▸ **RECORDS FOR THE TASK**:
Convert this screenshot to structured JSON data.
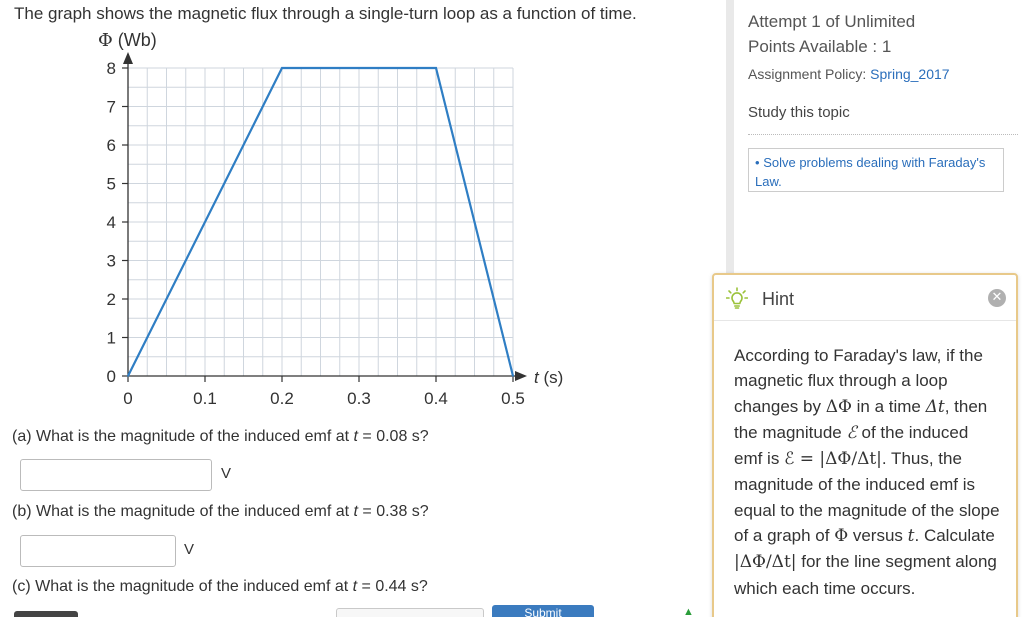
{
  "question": {
    "intro": "The graph shows the magnetic flux through a single-turn loop as a function of time.",
    "parts": [
      {
        "prefix": "(a) What is the magnitude of the induced emf at ",
        "var": "t",
        "suffix": " = 0.08 s?",
        "unit": "V",
        "value": ""
      },
      {
        "prefix": "(b) What is the magnitude of the induced emf at ",
        "var": "t",
        "suffix": " = 0.38 s?",
        "unit": "V",
        "value": ""
      },
      {
        "prefix": "(c) What is the magnitude of the induced emf at ",
        "var": "t",
        "suffix": " = 0.44 s?"
      }
    ],
    "submit_label": "Submit"
  },
  "chart_data": {
    "type": "line",
    "ylabel_sym": "Φ",
    "ylabel_unit": "(Wb)",
    "xlabel_sym": "t",
    "xlabel_unit": "(s)",
    "x_ticks": [
      "0",
      "0.1",
      "0.2",
      "0.3",
      "0.4",
      "0.5"
    ],
    "y_ticks": [
      "0",
      "1",
      "2",
      "3",
      "4",
      "5",
      "6",
      "7",
      "8"
    ],
    "xlim": [
      0,
      0.5
    ],
    "ylim": [
      0,
      8
    ],
    "grid": true,
    "series": [
      {
        "x": [
          0,
          0.2,
          0.4,
          0.5
        ],
        "y": [
          0,
          8,
          8,
          0
        ],
        "color": "#2f7ec4"
      }
    ]
  },
  "sidebar": {
    "attempt": "Attempt 1 of Unlimited",
    "points": "Points Available : 1",
    "policy_label": "Assignment Policy: ",
    "policy_link": "Spring_2017",
    "study_label": "Study this topic",
    "topic_bullet": "•",
    "topic_link": "Solve problems dealing with Faraday's Law."
  },
  "hint": {
    "title": "Hint",
    "close_glyph": "✕",
    "t1": "According to Faraday's law, if the magnetic flux through a loop changes by ",
    "s1": "ΔΦ",
    "t2": " in a time ",
    "s2": "Δt",
    "t3": ", then the magnitude ",
    "s3": "ℰ",
    "t4": " of the induced emf is ",
    "s4": "ℰ = |ΔΦ/Δt|",
    "t5": ". Thus, the magnitude of the induced emf is equal to the magnitude of the slope of a graph of ",
    "s5": "Φ",
    "t6": " versus ",
    "s6": "t",
    "t7": ". Calculate ",
    "s7": "|ΔΦ/Δt|",
    "t8": " for the line segment along which each time occurs."
  },
  "colors": {
    "accent": "#2a6ebb",
    "line": "#2f7ec4",
    "hint_border": "#e8c98a",
    "submit": "#3b7bbf"
  }
}
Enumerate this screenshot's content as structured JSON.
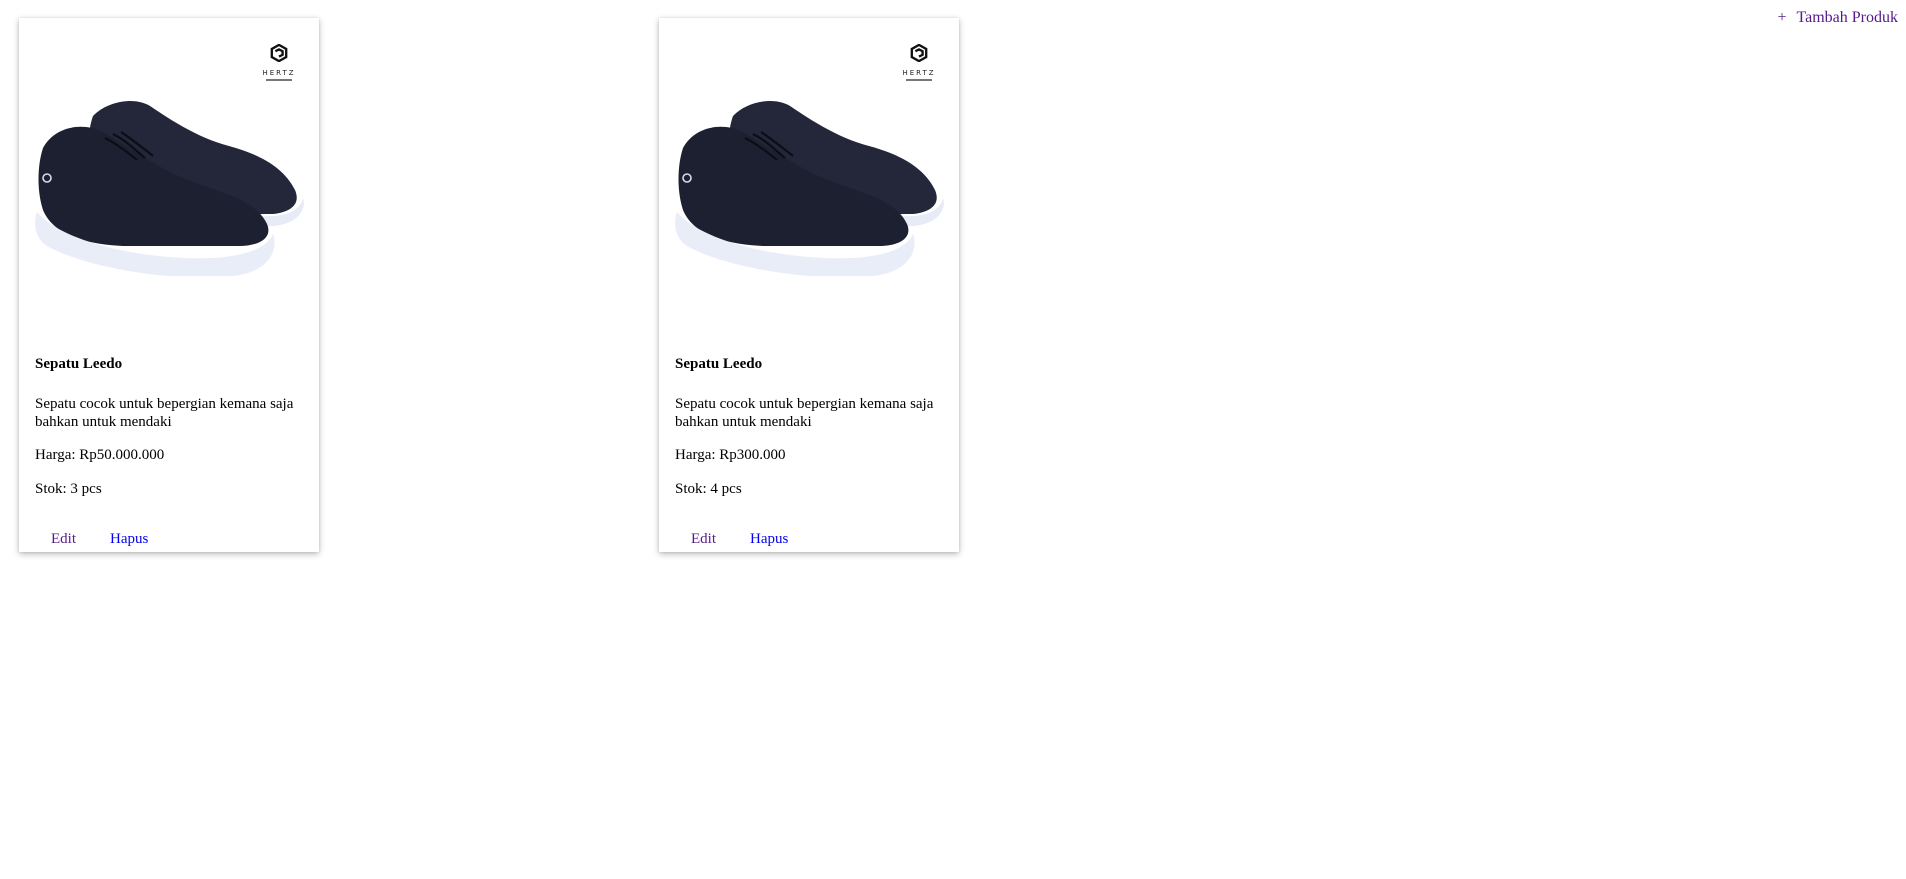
{
  "header": {
    "add_icon": "+",
    "add_label": "Tambah Produk"
  },
  "products": [
    {
      "name": "Sepatu Leedo",
      "description": "Sepatu cocok untuk bepergian kemana saja bahkan untuk mendaki",
      "price": "Harga: Rp50.000.000",
      "stock": "Stok: 3 pcs",
      "edit_label": "Edit",
      "delete_label": "Hapus",
      "brand": "HERTZ"
    },
    {
      "name": "Sepatu Leedo",
      "description": "Sepatu cocok untuk bepergian kemana saja bahkan untuk mendaki",
      "price": "Harga: Rp300.000",
      "stock": "Stok: 4 pcs",
      "edit_label": "Edit",
      "delete_label": "Hapus",
      "brand": "HERTZ"
    }
  ],
  "colors": {
    "visited_link": "#551a8b",
    "link": "#0000ee",
    "shoe_upper": "#1d2030",
    "shoe_sole": "#e9edf8"
  }
}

▸ **EXERCISE**:
Can you repeat every record above exactly, apart from the pictures?

▸ **ANSWER TO THE EXERCISE**:
Convert this screenshot to structured JSON data.
{
  "question": {
    "intro": "The graph shows the magnetic flux through a single-turn loop as a function of time.",
    "parts": [
      {
        "prefix": "(a) What is the magnitude of the induced emf at ",
        "var": "t",
        "suffix": " = 0.08 s?",
        "unit": "V",
        "value": ""
      },
      {
        "prefix": "(b) What is the magnitude of the induced emf at ",
        "var": "t",
        "suffix": " = 0.38 s?",
        "unit": "V",
        "value": ""
      },
      {
        "prefix": "(c) What is the magnitude of the induced emf at ",
        "var": "t",
        "suffix": " = 0.44 s?"
      }
    ],
    "submit_label": "Submit"
  },
  "chart_data": {
    "type": "line",
    "ylabel_sym": "Φ",
    "ylabel_unit": "(Wb)",
    "xlabel_sym": "t",
    "xlabel_unit": "(s)",
    "x_ticks": [
      "0",
      "0.1",
      "0.2",
      "0.3",
      "0.4",
      "0.5"
    ],
    "y_ticks": [
      "0",
      "1",
      "2",
      "3",
      "4",
      "5",
      "6",
      "7",
      "8"
    ],
    "xlim": [
      0,
      0.5
    ],
    "ylim": [
      0,
      8
    ],
    "grid": true,
    "series": [
      {
        "x": [
          0,
          0.2,
          0.4,
          0.5
        ],
        "y": [
          0,
          8,
          8,
          0
        ],
        "color": "#2f7ec4"
      }
    ]
  },
  "sidebar": {
    "attempt": "Attempt 1 of Unlimited",
    "points": "Points Available : 1",
    "policy_label": "Assignment Policy: ",
    "policy_link": "Spring_2017",
    "study_label": "Study this topic",
    "topic_bullet": "•",
    "topic_link": "Solve problems dealing with Faraday's Law."
  },
  "hint": {
    "title": "Hint",
    "close_glyph": "✕",
    "t1": "According to Faraday's law, if the magnetic flux through a loop changes by ",
    "s1": "ΔΦ",
    "t2": " in a time ",
    "s2": "Δt",
    "t3": ", then the magnitude ",
    "s3": "ℰ",
    "t4": " of the induced emf is ",
    "s4": "ℰ = |ΔΦ/Δt|",
    "t5": ". Thus, the magnitude of the induced emf is equal to the magnitude of the slope of a graph of ",
    "s5": "Φ",
    "t6": " versus ",
    "s6": "t",
    "t7": ". Calculate ",
    "s7": "|ΔΦ/Δt|",
    "t8": " for the line segment along which each time occurs."
  },
  "colors": {
    "accent": "#2a6ebb",
    "line": "#2f7ec4",
    "hint_border": "#e8c98a",
    "submit": "#3b7bbf"
  }
}
Enumerate this screenshot's content as structured JSON.
{
  "header": {
    "add_icon": "+",
    "add_label": "Tambah Produk"
  },
  "products": [
    {
      "name": "Sepatu Leedo",
      "description": "Sepatu cocok untuk bepergian kemana saja bahkan untuk mendaki",
      "price": "Harga: Rp50.000.000",
      "stock": "Stok: 3 pcs",
      "edit_label": "Edit",
      "delete_label": "Hapus",
      "brand": "HERTZ"
    },
    {
      "name": "Sepatu Leedo",
      "description": "Sepatu cocok untuk bepergian kemana saja bahkan untuk mendaki",
      "price": "Harga: Rp300.000",
      "stock": "Stok: 4 pcs",
      "edit_label": "Edit",
      "delete_label": "Hapus",
      "brand": "HERTZ"
    }
  ],
  "colors": {
    "visited_link": "#551a8b",
    "link": "#0000ee",
    "shoe_upper": "#1d2030",
    "shoe_sole": "#e9edf8"
  }
}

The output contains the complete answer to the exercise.